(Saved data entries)
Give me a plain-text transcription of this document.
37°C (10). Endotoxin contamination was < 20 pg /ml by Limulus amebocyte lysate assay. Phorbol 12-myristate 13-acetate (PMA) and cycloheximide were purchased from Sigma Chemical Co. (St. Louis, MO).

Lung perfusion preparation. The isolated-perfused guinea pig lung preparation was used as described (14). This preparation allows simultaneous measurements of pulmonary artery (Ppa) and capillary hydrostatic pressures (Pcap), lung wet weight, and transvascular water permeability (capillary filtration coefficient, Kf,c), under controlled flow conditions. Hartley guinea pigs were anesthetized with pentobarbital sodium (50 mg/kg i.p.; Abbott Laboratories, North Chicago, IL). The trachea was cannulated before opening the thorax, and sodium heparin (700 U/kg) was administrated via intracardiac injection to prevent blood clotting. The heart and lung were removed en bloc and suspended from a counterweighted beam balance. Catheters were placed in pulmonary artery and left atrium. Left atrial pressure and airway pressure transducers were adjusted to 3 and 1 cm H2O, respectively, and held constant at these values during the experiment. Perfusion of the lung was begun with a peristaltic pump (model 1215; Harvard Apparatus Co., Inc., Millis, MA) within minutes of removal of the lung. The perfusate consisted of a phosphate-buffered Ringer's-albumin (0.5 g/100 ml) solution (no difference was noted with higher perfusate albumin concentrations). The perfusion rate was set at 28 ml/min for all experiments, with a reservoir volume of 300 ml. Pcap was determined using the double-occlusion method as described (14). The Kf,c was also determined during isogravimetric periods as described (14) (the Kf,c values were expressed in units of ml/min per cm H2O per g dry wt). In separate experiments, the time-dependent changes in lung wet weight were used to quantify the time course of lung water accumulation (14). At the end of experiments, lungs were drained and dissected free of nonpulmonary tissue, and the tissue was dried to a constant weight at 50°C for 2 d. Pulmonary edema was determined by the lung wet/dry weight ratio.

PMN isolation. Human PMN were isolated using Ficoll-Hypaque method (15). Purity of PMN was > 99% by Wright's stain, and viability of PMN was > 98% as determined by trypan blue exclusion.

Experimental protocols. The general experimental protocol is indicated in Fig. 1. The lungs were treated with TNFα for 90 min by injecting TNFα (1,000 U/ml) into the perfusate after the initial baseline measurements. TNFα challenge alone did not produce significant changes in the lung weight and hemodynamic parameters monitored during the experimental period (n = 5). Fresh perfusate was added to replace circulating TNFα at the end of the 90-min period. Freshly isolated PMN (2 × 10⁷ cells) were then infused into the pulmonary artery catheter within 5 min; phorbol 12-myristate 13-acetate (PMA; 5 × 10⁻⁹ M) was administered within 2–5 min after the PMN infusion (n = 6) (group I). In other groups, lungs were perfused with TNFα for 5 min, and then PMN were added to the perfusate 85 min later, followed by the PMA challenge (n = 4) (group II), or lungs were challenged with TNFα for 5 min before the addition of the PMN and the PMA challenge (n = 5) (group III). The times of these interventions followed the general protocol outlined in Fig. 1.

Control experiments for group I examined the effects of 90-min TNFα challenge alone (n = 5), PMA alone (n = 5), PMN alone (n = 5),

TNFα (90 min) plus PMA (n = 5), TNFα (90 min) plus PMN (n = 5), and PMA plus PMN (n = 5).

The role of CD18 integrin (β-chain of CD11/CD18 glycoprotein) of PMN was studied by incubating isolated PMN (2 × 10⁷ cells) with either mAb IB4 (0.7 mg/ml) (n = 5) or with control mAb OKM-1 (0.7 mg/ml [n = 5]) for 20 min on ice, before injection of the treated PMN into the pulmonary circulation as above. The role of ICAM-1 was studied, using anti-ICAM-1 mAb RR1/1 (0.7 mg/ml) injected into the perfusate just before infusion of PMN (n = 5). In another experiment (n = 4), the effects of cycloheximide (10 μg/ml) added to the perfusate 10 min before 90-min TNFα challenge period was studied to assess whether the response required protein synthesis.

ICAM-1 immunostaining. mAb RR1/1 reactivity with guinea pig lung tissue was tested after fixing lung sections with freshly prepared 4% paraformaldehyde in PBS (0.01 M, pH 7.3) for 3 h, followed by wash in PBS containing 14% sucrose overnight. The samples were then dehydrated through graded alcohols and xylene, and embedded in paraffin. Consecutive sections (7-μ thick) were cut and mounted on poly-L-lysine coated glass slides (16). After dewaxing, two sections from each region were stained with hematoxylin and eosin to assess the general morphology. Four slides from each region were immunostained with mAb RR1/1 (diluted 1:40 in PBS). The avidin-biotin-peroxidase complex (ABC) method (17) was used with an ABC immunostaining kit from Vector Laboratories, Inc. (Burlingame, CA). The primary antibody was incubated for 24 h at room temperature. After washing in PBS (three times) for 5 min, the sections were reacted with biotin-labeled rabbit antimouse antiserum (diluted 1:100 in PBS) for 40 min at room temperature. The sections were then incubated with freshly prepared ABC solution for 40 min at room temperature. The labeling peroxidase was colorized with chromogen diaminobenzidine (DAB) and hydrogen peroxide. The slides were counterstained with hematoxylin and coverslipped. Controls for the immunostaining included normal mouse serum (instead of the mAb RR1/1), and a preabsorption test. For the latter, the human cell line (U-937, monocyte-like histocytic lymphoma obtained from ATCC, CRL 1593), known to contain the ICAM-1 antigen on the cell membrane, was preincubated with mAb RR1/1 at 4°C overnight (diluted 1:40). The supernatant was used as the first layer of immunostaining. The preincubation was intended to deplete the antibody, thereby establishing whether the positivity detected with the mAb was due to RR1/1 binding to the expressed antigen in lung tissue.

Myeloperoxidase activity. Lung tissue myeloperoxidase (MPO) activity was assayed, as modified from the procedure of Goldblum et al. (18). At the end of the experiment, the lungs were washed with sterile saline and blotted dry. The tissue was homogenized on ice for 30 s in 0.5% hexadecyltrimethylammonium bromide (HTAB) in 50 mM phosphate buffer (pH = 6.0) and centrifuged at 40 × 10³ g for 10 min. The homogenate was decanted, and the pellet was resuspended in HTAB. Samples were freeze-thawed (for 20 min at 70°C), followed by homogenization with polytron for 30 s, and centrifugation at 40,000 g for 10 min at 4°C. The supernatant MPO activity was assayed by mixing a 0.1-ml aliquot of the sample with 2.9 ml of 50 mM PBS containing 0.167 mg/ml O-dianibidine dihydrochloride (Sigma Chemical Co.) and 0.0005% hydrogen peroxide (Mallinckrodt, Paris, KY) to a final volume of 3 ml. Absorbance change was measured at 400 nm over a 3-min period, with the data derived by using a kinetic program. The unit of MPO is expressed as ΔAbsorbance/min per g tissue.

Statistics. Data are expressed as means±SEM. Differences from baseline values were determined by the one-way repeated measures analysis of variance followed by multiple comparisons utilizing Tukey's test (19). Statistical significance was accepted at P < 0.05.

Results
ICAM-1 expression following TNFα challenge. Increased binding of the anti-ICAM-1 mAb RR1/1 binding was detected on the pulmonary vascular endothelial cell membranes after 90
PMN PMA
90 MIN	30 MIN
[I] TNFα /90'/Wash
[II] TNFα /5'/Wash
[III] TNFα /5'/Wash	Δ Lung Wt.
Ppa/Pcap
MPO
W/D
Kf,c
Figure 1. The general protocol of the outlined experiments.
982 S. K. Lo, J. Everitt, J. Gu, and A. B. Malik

* _Exercise details_
Repeat the entries exactly, all of them.

* _Solution to this exercise_
Give me a plain-text transcription of this document.
37°C (10). Endotoxin contamination was < 20 pg /ml by Limulus amebocyte lysate assay. Phorbol 12-myristate 13-acetate (PMA) and cycloheximide were purchased from Sigma Chemical Co. (St. Louis, MO).

Lung perfusion preparation. The isolated-perfused guinea pig lung preparation was used as described (14). This preparation allows simultaneous measurements of pulmonary artery (Ppa) and capillary hydrostatic pressures (Pcap), lung wet weight, and transvascular water permeability (capillary filtration coefficient, Kf,c), under controlled flow conditions. Hartley guinea pigs were anesthetized with pentobarbital sodium (50 mg/kg i.p.; Abbott Laboratories, North Chicago, IL). The trachea was cannulated before opening the thorax, and sodium heparin (700 U/kg) was administrated via intracardiac injection to prevent blood clotting. The heart and lung were removed en bloc and suspended from a counterweighted beam balance. Catheters were placed in pulmonary artery and left atrium. Left atrial pressure and airway pressure transducers were adjusted to 3 and 1 cm H2O, respectively, and held constant at these values during the experiment. Perfusion of the lung was begun with a peristaltic pump (model 1215; Harvard Apparatus Co., Inc., Millis, MA) within minutes of removal of the lung. The perfusate consisted of a phosphate-buffered Ringer's-albumin (0.5 g/100 ml) solution (no difference was noted with higher perfusate albumin concentrations). The perfusion rate was set at 28 ml/min for all experiments, with a reservoir volume of 300 ml. Pcap was determined using the double-occlusion method as described (14). The Kf,c was also determined during isogravimetric periods as described (14) (the Kf,c values were expressed in units of ml/min per cm H2O per g dry wt). In separate experiments, the time-dependent changes in lung wet weight were used to quantify the time course of lung water accumulation (14). At the end of experiments, lungs were drained and dissected free of nonpulmonary tissue, and the tissue was dried to a constant weight at 50°C for 2 d. Pulmonary edema was determined by the lung wet/dry weight ratio.

PMN isolation. Human PMN were isolated using Ficoll-Hypaque method (15). Purity of PMN was > 99% by Wright's stain, and viability of PMN was > 98% as determined by trypan blue exclusion.

Experimental protocols. The general experimental protocol is indicated in Fig. 1. The lungs were treated with TNFα for 90 min by injecting TNFα (1,000 U/ml) into the perfusate after the initial baseline measurements. TNFα challenge alone did not produce significant changes in the lung weight and hemodynamic parameters monitored during the experimental period (n = 5). Fresh perfusate was added to replace circulating TNFα at the end of the 90-min period. Freshly isolated PMN (2 × 10⁷ cells) were then infused into the pulmonary artery catheter within 5 min; phorbol 12-myristate 13-acetate (PMA; 5 × 10⁻⁹ M) was administered within 2–5 min after the PMN infusion (n = 6) (group I). In other groups, lungs were perfused with TNFα for 5 min, and then PMN were added to the perfusate 85 min later, followed by the PMA challenge (n = 4) (group II), or lungs were challenged with TNFα for 5 min before the addition of the PMN and the PMA challenge (n = 5) (group III). The times of these interventions followed the general protocol outlined in Fig. 1.

Control experiments for group I examined the effects of 90-min TNFα challenge alone (n = 5), PMA alone (n = 5), PMN alone (n = 5),

TNFα (90 min) plus PMA (n = 5), TNFα (90 min) plus PMN (n = 5), and PMA plus PMN (n = 5).

The role of CD18 integrin (β-chain of CD11/CD18 glycoprotein) of PMN was studied by incubating isolated PMN (2 × 10⁷ cells) with either mAb IB4 (0.7 mg/ml) (n = 5) or with control mAb OKM-1 (0.7 mg/ml [n = 5]) for 20 min on ice, before injection of the treated PMN into the pulmonary circulation as above. The role of ICAM-1 was studied, using anti-ICAM-1 mAb RR1/1 (0.7 mg/ml) injected into the perfusate just before infusion of PMN (n = 5). In another experiment (n = 4), the effects of cycloheximide (10 μg/ml) added to the perfusate 10 min before 90-min TNFα challenge period was studied to assess whether the response required protein synthesis.

ICAM-1 immunostaining. mAb RR1/1 reactivity with guinea pig lung tissue was tested after fixing lung sections with freshly prepared 4% paraformaldehyde in PBS (0.01 M, pH 7.3) for 3 h, followed by wash in PBS containing 14% sucrose overnight. The samples were then dehydrated through graded alcohols and xylene, and embedded in paraffin. Consecutive sections (7-μ thick) were cut and mounted on poly-L-lysine coated glass slides (16). After dewaxing, two sections from each region were stained with hematoxylin and eosin to assess the general morphology. Four slides from each region were immunostained with mAb RR1/1 (diluted 1:40 in PBS). The avidin-biotin-peroxidase complex (ABC) method (17) was used with an ABC immunostaining kit from Vector Laboratories, Inc. (Burlingame, CA). The primary antibody was incubated for 24 h at room temperature. After washing in PBS (three times) for 5 min, the sections were reacted with biotin-labeled rabbit antimouse antiserum (diluted 1:100 in PBS) for 40 min at room temperature. The sections were then incubated with freshly prepared ABC solution for 40 min at room temperature. The labeling peroxidase was colorized with chromogen diaminobenzidine (DAB) and hydrogen peroxide. The slides were counterstained with hematoxylin and coverslipped. Controls for the immunostaining included normal mouse serum (instead of the mAb RR1/1), and a preabsorption test. For the latter, the human cell line (U-937, monocyte-like histocytic lymphoma obtained from ATCC, CRL 1593), known to contain the ICAM-1 antigen on the cell membrane, was preincubated with mAb RR1/1 at 4°C overnight (diluted 1:40). The supernatant was used as the first layer of immunostaining. The preincubation was intended to deplete the antibody, thereby establishing whether the positivity detected with the mAb was due to RR1/1 binding to the expressed antigen in lung tissue.

Myeloperoxidase activity. Lung tissue myeloperoxidase (MPO) activity was assayed, as modified from the procedure of Goldblum et al. (18). At the end of the experiment, the lungs were washed with sterile saline and blotted dry. The tissue was homogenized on ice for 30 s in 0.5% hexadecyltrimethylammonium bromide (HTAB) in 50 mM phosphate buffer (pH = 6.0) and centrifuged at 40 × 10³ g for 10 min. The homogenate was decanted, and the pellet was resuspended in HTAB. Samples were freeze-thawed (for 20 min at 70°C), followed by homogenization with polytron for 30 s, and centrifugation at 40,000 g for 10 min at 4°C. The supernatant MPO activity was assayed by mixing a 0.1-ml aliquot of the sample with 2.9 ml of 50 mM PBS containing 0.167 mg/ml O-dianibidine dihydrochloride (Sigma Chemical Co.) and 0.0005% hydrogen peroxide (Mallinckrodt, Paris, KY) to a final volume of 3 ml. Absorbance change was measured at 400 nm over a 3-min period, with the data derived by using a kinetic program. The unit of MPO is expressed as ΔAbsorbance/min per g tissue.

Statistics. Data are expressed as means±SEM. Differences from baseline values were determined by the one-way repeated measures analysis of variance followed by multiple comparisons utilizing Tukey's test (19). Statistical significance was accepted at P < 0.05.

Results
ICAM-1 expression following TNFα challenge. Increased binding of the anti-ICAM-1 mAb RR1/1 binding was detected on the pulmonary vascular endothelial cell membranes after 90
PMN PMA
90 MIN	30 MIN
[I] TNFα /90'/Wash
[II] TNFα /5'/Wash
[III] TNFα /5'/Wash	Δ Lung Wt.
Ppa/Pcap
MPO
W/D
Kf,c
Figure 1. The general protocol of the outlined experiments.
982 S. K. Lo, J. Everitt, J. Gu, and A. B. Malik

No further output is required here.